Items from a data source
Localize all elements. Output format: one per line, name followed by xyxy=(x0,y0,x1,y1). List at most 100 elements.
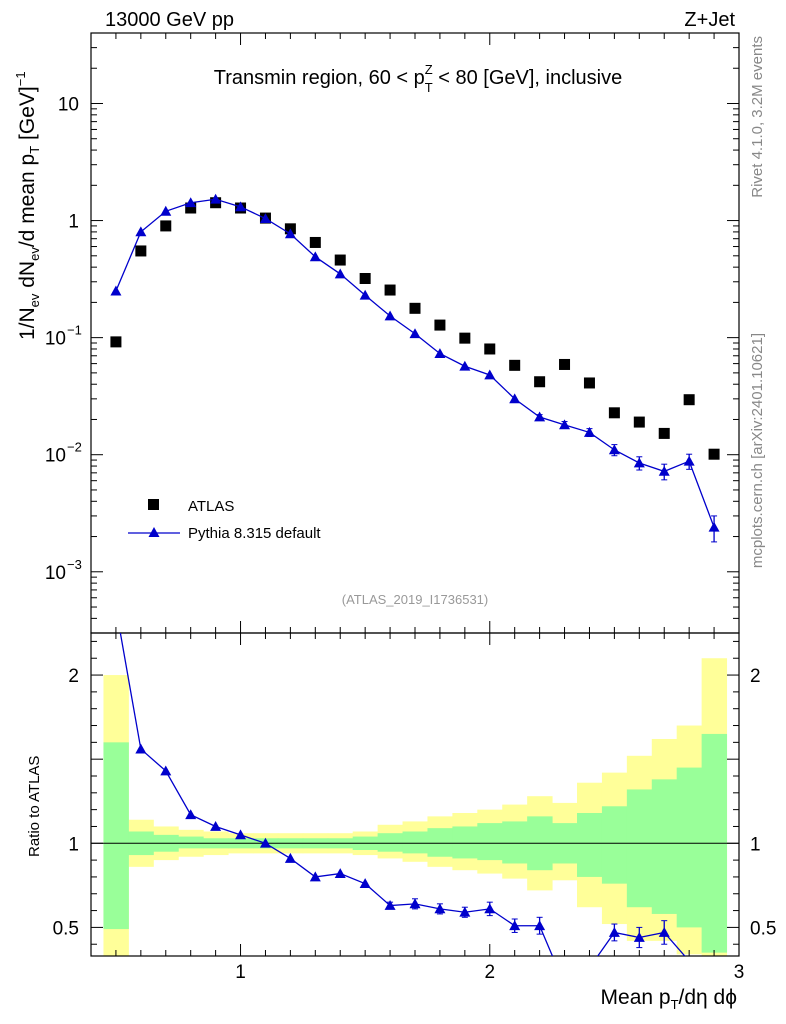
pythia-point xyxy=(235,201,247,212)
y-axis-label: 1/Nev dNev/d mean pT [GeV]−1 xyxy=(13,71,42,340)
ratio-point xyxy=(608,926,620,937)
ratio-point xyxy=(334,868,346,878)
top-label-left: 13000 GeV pp xyxy=(105,9,234,31)
pythia-point xyxy=(409,328,421,339)
atlas-point xyxy=(608,407,620,419)
pythia-point xyxy=(284,228,296,239)
legend-label-atlas: ATLAS xyxy=(188,498,234,515)
ratio-point xyxy=(434,903,446,914)
pythia-point xyxy=(210,193,222,204)
atlas-point xyxy=(559,358,571,370)
ratio-uncertainty-bands xyxy=(103,658,728,956)
ratio-series xyxy=(110,602,720,976)
y-tick-label: 1 xyxy=(68,212,79,233)
atlas-point xyxy=(658,427,670,439)
ratio-y-axis-label: Ratio to ATLAS xyxy=(26,756,43,857)
ratio-point xyxy=(409,898,421,909)
ratio-y-tick-label: 1 xyxy=(68,834,79,855)
y-tick-label: 10 xyxy=(45,446,66,467)
pythia-point xyxy=(359,289,371,300)
atlas-point xyxy=(359,272,371,284)
atlas-point xyxy=(434,319,446,331)
band-green xyxy=(477,823,503,861)
atlas-point xyxy=(633,416,645,428)
pythia-point xyxy=(110,285,122,296)
ratio-point xyxy=(160,765,172,776)
ratio-point xyxy=(110,602,121,612)
pythia-point xyxy=(708,521,720,532)
pythia-point xyxy=(309,251,321,262)
band-green xyxy=(178,836,204,849)
atlas-point xyxy=(160,220,172,232)
ratio-point xyxy=(709,966,720,976)
ratio-point xyxy=(259,837,271,848)
ratio-point xyxy=(484,903,496,914)
ratio-point xyxy=(210,820,222,831)
pythia-point xyxy=(683,455,695,466)
atlas-point xyxy=(459,332,471,344)
pythia-point xyxy=(534,411,546,422)
ratio-point xyxy=(509,920,521,931)
ratio-point xyxy=(235,829,247,840)
ratio-point xyxy=(534,920,546,931)
pythia-point xyxy=(608,444,620,455)
pythia-line xyxy=(115,198,715,528)
band-green xyxy=(377,833,404,852)
band-green xyxy=(676,767,703,928)
ratio-point xyxy=(688,955,690,956)
pythia-point xyxy=(185,197,197,208)
ratio-point xyxy=(135,743,147,754)
y-tick-exponent: −2 xyxy=(67,440,82,455)
x-tick-label: 2 xyxy=(484,962,495,983)
legend-label-pythia: Pythia 8.315 default xyxy=(188,525,321,542)
x-tick-label: 1 xyxy=(235,962,246,983)
pythia-point xyxy=(658,465,670,476)
atlas-point xyxy=(110,336,122,348)
pythia-point xyxy=(484,369,496,380)
ratio-y-tick-label-right: 1 xyxy=(750,834,761,855)
ratio-point xyxy=(384,900,396,910)
pythia-point xyxy=(434,348,446,359)
atlas-point xyxy=(309,236,321,248)
x-axis-label: Mean pT/dη dϕ xyxy=(601,986,737,1012)
main-series xyxy=(110,193,720,543)
ratio-point xyxy=(284,852,296,863)
atlas-point xyxy=(409,302,421,314)
ratio-y-tick-label: 2 xyxy=(68,666,79,687)
band-green xyxy=(103,742,129,930)
side-label-top: Rivet 4.1.0, 3.2M events xyxy=(749,36,766,198)
pythia-point xyxy=(633,457,645,468)
atlas-point xyxy=(484,343,496,355)
atlas-point xyxy=(135,245,147,257)
ratio-y-tick-label-right: 2 xyxy=(750,666,761,687)
band-green xyxy=(402,831,428,854)
band-green xyxy=(626,789,653,908)
legend-marker-pythia xyxy=(148,527,160,537)
ratio-point xyxy=(584,962,595,972)
pythia-point xyxy=(459,360,471,371)
pythia-point xyxy=(559,419,571,430)
atlas-point xyxy=(534,376,546,388)
pythia-point xyxy=(160,205,172,216)
pythia-point xyxy=(384,310,396,321)
band-green xyxy=(577,813,603,877)
pythia-point xyxy=(334,268,346,279)
ratio-point xyxy=(359,878,371,889)
ratio-y-tick-label-right: 0.5 xyxy=(750,918,776,939)
x-tick-label: 3 xyxy=(734,962,745,983)
side-label-bottom: mcplots.cern.ch [arXiv:2401.10621] xyxy=(749,333,766,568)
top-label-right: Z+Jet xyxy=(684,9,735,31)
y-tick-exponent: −1 xyxy=(67,323,82,338)
band-green xyxy=(601,806,628,884)
y-tick-label: 10 xyxy=(45,563,66,584)
band-green xyxy=(502,821,528,864)
atlas-point xyxy=(683,394,695,406)
ratio-y-tick-label: 0.5 xyxy=(53,918,79,939)
atlas-point xyxy=(583,377,595,389)
pythia-point xyxy=(259,213,271,223)
axis-ticks xyxy=(91,32,740,956)
band-green xyxy=(452,826,478,859)
y-tick-exponent: −3 xyxy=(67,557,82,572)
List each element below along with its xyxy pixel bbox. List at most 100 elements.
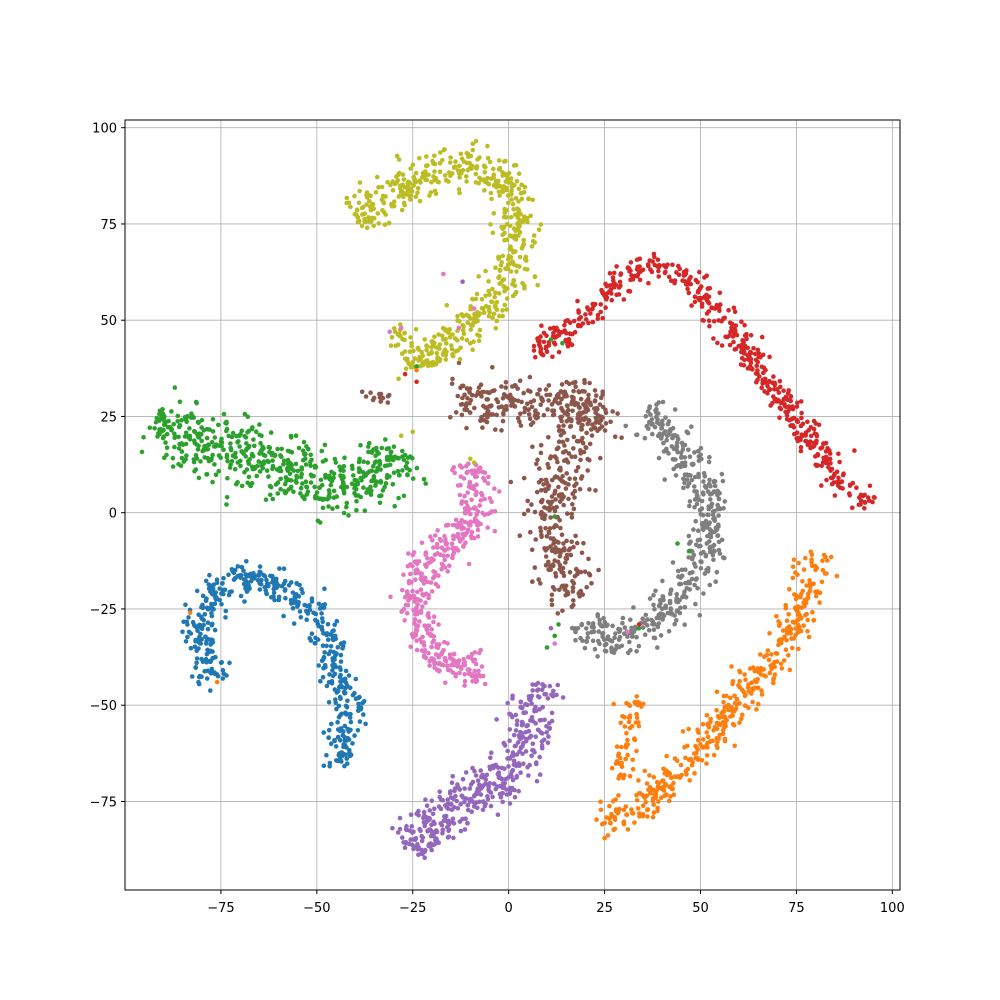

EXERCISE TASK. Please reproduce all of the data above word for word, leaving out the pictures.

WORKED ANSWER.
Localize all elements. Output format: one per line, name followed by xyxy=(x0,y0,x1,y1). List at most 100 elements.
pythia-point xyxy=(235,201,247,212)
y-axis-label: 1/Nev dNev/d mean pT [GeV]−1 xyxy=(13,71,42,340)
ratio-point xyxy=(608,926,620,937)
ratio-point xyxy=(334,868,346,878)
top-label-left: 13000 GeV pp xyxy=(105,9,234,31)
pythia-point xyxy=(409,328,421,339)
atlas-point xyxy=(608,407,620,419)
pythia-point xyxy=(284,228,296,239)
legend-label-atlas: ATLAS xyxy=(188,498,234,515)
ratio-point xyxy=(434,903,446,914)
pythia-point xyxy=(210,193,222,204)
atlas-point xyxy=(559,358,571,370)
ratio-uncertainty-bands xyxy=(103,658,728,956)
ratio-series xyxy=(110,602,720,976)
y-tick-label: 1 xyxy=(68,212,79,233)
atlas-point xyxy=(658,427,670,439)
ratio-y-axis-label: Ratio to ATLAS xyxy=(26,756,43,857)
ratio-point xyxy=(409,898,421,909)
ratio-y-tick-label: 1 xyxy=(68,834,79,855)
y-tick-label: 10 xyxy=(45,446,66,467)
pythia-point xyxy=(359,289,371,300)
atlas-point xyxy=(359,272,371,284)
atlas-point xyxy=(434,319,446,331)
band-green xyxy=(477,823,503,861)
atlas-point xyxy=(633,416,645,428)
pythia-point xyxy=(110,285,122,296)
ratio-point xyxy=(160,765,172,776)
ratio-point xyxy=(110,602,121,612)
pythia-point xyxy=(708,521,720,532)
pythia-point xyxy=(309,251,321,262)
band-green xyxy=(178,836,204,849)
atlas-point xyxy=(160,220,172,232)
ratio-point xyxy=(709,966,720,976)
ratio-point xyxy=(259,837,271,848)
ratio-point xyxy=(484,903,496,914)
ratio-point xyxy=(210,820,222,831)
pythia-point xyxy=(683,455,695,466)
atlas-point xyxy=(459,332,471,344)
pythia-point xyxy=(534,411,546,422)
ratio-point xyxy=(509,920,521,931)
ratio-point xyxy=(235,829,247,840)
ratio-point xyxy=(534,920,546,931)
pythia-point xyxy=(608,444,620,455)
pythia-line xyxy=(115,198,715,528)
band-green xyxy=(377,833,404,852)
band-green xyxy=(676,767,703,928)
ratio-point xyxy=(688,955,690,956)
pythia-point xyxy=(185,197,197,208)
ratio-point xyxy=(135,743,147,754)
y-tick-exponent: −2 xyxy=(67,440,82,455)
x-tick-label: 2 xyxy=(484,962,495,983)
legend-label-pythia: Pythia 8.315 default xyxy=(188,525,321,542)
x-tick-label: 1 xyxy=(235,962,246,983)
pythia-point xyxy=(658,465,670,476)
atlas-point xyxy=(110,336,122,348)
pythia-point xyxy=(484,369,496,380)
ratio-y-tick-label-right: 1 xyxy=(750,834,761,855)
ratio-point xyxy=(384,900,396,910)
pythia-point xyxy=(434,348,446,359)
atlas-point xyxy=(309,236,321,248)
x-axis-label: Mean pT/dη dϕ xyxy=(601,986,737,1012)
main-series xyxy=(110,193,720,543)
ratio-point xyxy=(284,852,296,863)
atlas-point xyxy=(409,302,421,314)
ratio-y-tick-label: 2 xyxy=(68,666,79,687)
band-green xyxy=(103,742,129,930)
side-label-top: Rivet 4.1.0, 3.2M events xyxy=(749,36,766,198)
pythia-point xyxy=(633,457,645,468)
atlas-point xyxy=(484,343,496,355)
atlas-point xyxy=(135,245,147,257)
ratio-y-tick-label-right: 2 xyxy=(750,666,761,687)
band-green xyxy=(402,831,428,854)
band-green xyxy=(626,789,653,908)
legend-marker-pythia xyxy=(148,527,160,537)
ratio-point xyxy=(584,962,595,972)
pythia-point xyxy=(459,360,471,371)
pythia-point xyxy=(559,419,571,430)
atlas-point xyxy=(534,376,546,388)
pythia-point xyxy=(160,205,172,216)
pythia-point xyxy=(384,310,396,321)
band-green xyxy=(577,813,603,877)
pythia-point xyxy=(334,268,346,279)
ratio-point xyxy=(359,878,371,889)
ratio-y-tick-label-right: 0.5 xyxy=(750,918,776,939)
x-tick-label: 3 xyxy=(734,962,745,983)
side-label-bottom: mcplots.cern.ch [arXiv:2401.10621] xyxy=(749,333,766,568)
top-label-right: Z+Jet xyxy=(684,9,735,31)
y-tick-exponent: −1 xyxy=(67,323,82,338)
band-green xyxy=(601,806,628,884)
y-tick-label: 10 xyxy=(45,563,66,584)
band-green xyxy=(502,821,528,864)
atlas-point xyxy=(683,394,695,406)
ratio-y-tick-label: 0.5 xyxy=(53,918,79,939)
atlas-point xyxy=(583,377,595,389)
pythia-point xyxy=(259,213,271,223)
axis-ticks xyxy=(91,32,740,956)
band-green xyxy=(452,826,478,859)
y-tick-exponent: −3 xyxy=(67,557,82,572)
List each element below along with its xyxy pixel bbox. List at most 100 elements.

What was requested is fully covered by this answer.